▶ WHAT IS BEING ASKED
Report each line of the data that has "both" somewhere in it.

▶ SUPPLIED ENTRIES
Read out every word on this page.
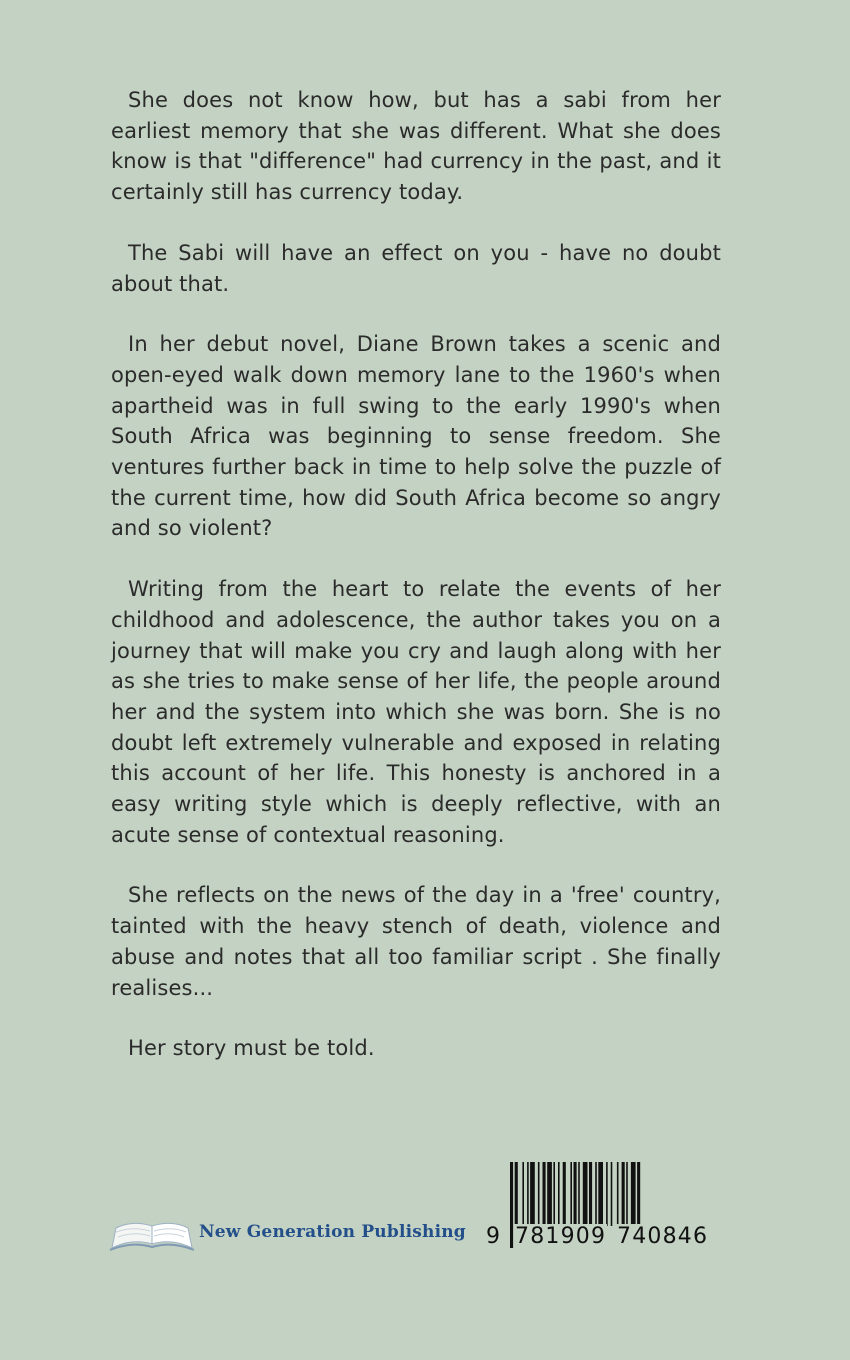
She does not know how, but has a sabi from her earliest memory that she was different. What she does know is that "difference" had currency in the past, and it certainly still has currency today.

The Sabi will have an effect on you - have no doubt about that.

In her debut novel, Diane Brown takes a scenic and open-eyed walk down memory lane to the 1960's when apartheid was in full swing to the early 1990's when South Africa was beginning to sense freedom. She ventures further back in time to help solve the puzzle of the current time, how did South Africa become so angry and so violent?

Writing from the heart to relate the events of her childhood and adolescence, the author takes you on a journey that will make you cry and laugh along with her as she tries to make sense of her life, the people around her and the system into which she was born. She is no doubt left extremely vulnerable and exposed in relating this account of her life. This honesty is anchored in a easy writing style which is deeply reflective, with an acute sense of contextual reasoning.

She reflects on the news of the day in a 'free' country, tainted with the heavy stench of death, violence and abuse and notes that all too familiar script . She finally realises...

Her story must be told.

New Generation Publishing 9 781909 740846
---
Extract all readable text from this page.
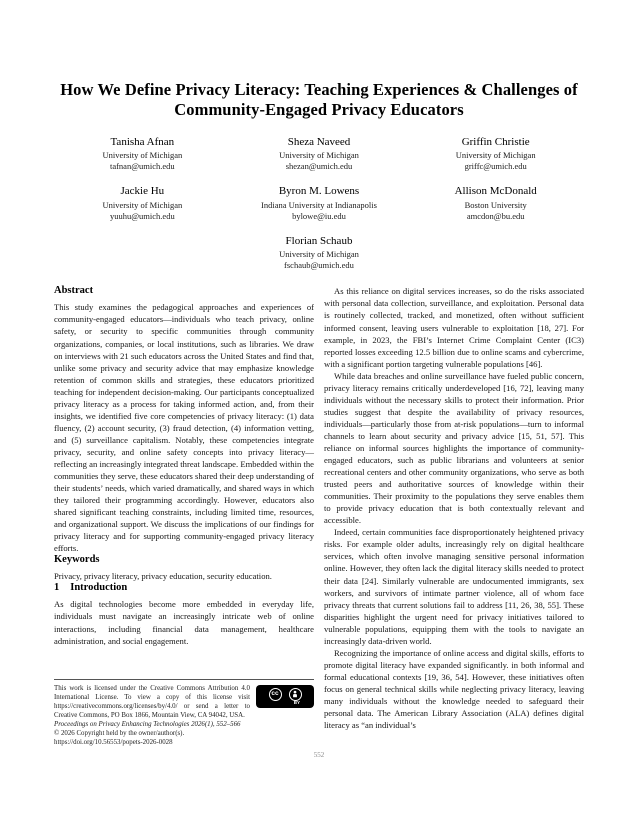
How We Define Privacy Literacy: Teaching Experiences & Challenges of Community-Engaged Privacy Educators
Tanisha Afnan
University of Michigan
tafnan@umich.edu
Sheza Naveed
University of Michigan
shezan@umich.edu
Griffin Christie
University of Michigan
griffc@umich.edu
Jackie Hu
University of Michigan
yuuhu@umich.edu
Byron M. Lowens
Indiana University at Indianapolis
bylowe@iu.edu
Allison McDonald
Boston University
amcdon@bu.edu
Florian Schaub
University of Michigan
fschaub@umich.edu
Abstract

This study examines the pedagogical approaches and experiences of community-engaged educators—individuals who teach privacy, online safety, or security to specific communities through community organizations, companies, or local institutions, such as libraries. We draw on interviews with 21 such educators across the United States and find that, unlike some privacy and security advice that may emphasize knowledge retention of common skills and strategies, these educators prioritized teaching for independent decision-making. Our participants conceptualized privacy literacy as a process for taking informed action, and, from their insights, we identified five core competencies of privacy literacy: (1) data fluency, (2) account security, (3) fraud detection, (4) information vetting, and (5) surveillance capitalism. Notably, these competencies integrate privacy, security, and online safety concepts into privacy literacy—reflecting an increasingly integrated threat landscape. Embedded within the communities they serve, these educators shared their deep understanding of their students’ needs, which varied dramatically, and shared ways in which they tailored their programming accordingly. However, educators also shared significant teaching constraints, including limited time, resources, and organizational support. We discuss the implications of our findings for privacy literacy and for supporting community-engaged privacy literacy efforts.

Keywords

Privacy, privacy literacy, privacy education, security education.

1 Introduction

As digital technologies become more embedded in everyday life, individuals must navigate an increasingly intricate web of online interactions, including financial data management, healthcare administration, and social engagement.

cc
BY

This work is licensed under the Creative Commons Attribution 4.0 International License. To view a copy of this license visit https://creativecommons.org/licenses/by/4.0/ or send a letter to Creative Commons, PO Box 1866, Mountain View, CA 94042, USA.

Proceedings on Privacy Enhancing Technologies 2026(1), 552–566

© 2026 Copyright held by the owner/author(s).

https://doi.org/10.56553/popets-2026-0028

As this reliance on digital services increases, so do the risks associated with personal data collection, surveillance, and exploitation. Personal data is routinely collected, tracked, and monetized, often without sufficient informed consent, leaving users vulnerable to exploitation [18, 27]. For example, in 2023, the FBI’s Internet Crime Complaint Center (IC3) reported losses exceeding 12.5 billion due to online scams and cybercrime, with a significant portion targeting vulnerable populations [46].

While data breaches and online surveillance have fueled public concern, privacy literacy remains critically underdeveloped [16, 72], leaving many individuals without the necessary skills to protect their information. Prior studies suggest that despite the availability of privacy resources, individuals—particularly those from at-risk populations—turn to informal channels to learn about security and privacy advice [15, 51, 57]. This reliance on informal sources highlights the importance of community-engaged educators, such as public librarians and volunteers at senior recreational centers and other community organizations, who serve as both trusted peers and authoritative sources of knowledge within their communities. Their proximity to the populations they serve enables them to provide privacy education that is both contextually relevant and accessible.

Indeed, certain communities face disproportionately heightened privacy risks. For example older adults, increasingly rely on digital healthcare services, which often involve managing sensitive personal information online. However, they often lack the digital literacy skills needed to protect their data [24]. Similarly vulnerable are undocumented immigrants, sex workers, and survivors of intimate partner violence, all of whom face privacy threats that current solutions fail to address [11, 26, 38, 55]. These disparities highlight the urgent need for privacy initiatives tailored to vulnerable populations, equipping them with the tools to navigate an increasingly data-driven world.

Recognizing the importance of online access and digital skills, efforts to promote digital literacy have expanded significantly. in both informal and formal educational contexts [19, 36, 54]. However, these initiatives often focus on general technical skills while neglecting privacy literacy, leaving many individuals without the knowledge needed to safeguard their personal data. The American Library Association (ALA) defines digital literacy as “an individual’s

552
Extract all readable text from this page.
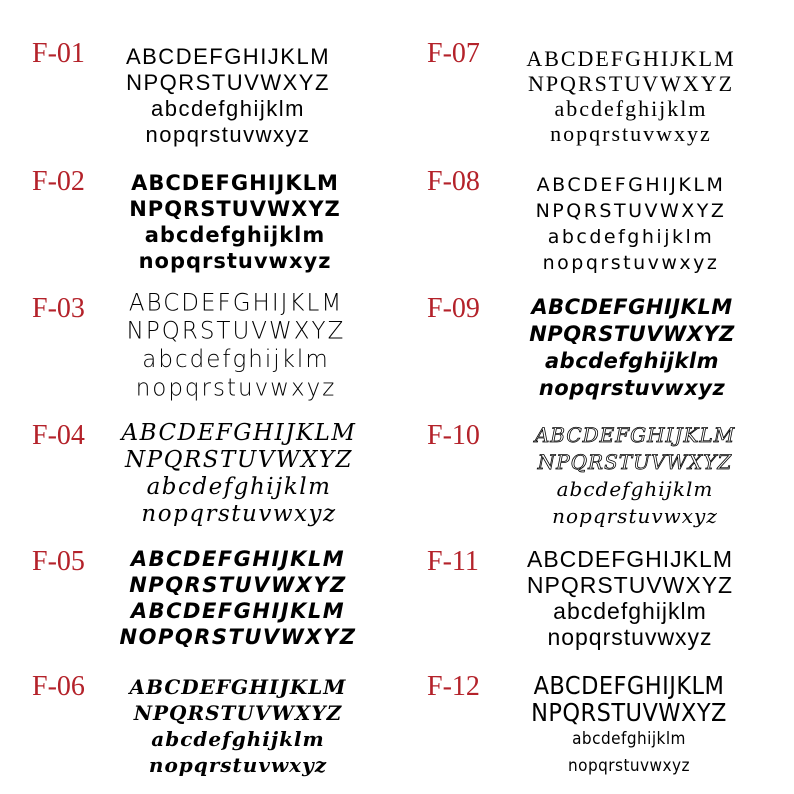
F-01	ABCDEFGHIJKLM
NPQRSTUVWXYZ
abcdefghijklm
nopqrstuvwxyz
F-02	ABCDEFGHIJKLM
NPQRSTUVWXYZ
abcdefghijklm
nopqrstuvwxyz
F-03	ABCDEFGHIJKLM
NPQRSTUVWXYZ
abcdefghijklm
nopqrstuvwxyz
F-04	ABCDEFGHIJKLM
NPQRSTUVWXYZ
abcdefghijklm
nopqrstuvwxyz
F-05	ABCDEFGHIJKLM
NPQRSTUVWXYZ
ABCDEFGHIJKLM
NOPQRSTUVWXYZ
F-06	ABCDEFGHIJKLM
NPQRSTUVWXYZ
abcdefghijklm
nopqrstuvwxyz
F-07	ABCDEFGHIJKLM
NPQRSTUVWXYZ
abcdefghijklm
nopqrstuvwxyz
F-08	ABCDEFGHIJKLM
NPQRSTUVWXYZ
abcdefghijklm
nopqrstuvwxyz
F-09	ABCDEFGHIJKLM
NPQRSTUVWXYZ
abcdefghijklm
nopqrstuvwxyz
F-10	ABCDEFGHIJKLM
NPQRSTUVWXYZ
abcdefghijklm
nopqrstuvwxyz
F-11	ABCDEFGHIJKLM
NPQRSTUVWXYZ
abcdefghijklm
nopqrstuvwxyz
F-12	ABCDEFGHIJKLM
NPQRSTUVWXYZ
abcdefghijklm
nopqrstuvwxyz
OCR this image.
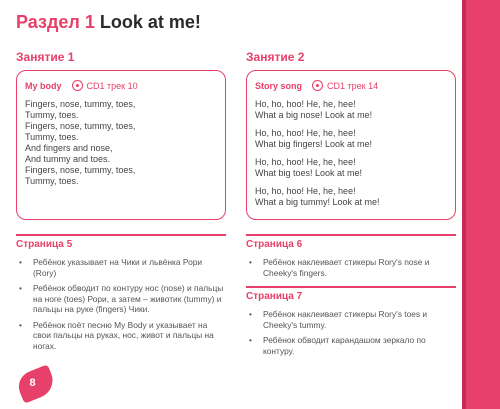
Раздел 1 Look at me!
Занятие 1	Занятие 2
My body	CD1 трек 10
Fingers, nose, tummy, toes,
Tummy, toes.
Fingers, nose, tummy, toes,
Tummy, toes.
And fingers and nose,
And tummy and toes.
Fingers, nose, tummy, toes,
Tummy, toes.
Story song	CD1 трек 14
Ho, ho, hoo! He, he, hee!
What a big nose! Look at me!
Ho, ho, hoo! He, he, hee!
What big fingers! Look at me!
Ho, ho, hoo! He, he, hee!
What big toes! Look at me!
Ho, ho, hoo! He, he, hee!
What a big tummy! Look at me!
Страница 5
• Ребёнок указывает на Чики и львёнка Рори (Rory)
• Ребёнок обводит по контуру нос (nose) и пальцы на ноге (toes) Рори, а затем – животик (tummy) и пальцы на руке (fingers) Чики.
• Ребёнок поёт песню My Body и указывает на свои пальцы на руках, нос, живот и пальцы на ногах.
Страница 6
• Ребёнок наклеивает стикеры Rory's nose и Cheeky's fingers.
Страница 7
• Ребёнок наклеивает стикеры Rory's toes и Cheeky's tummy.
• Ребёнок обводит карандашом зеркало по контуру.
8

▶ CORRECT RESPONSE
While data breaches and online surveillance have fueled public concern, privacy literacy remains critically underdeveloped [16, 72], leaving many individuals without the necessary skills to protect their information. Prior studies suggest that despite the availability of privacy resources, individuals—particularly those from at-risk populations—turn to informal channels to learn about security and privacy advice [15, 51, 57]. This reliance on informal sources highlights the importance of community-engaged educators, such as public librarians and volunteers at senior recreational centers and other community organizations, who serve as both trusted peers and authoritative sources of knowledge within their communities. Their proximity to the populations they serve enables them to provide privacy education that is both contextually relevant and accessible.
Recognizing the importance of online access and digital skills, efforts to promote digital literacy have expanded significantly. in both informal and formal educational contexts [19, 36, 54]. However, these initiatives often focus on general technical skills while neglecting privacy literacy, leaving many individuals without the knowledge needed to safeguard their personal data. The American Library Association (ALA) defines digital literacy as “an individual’s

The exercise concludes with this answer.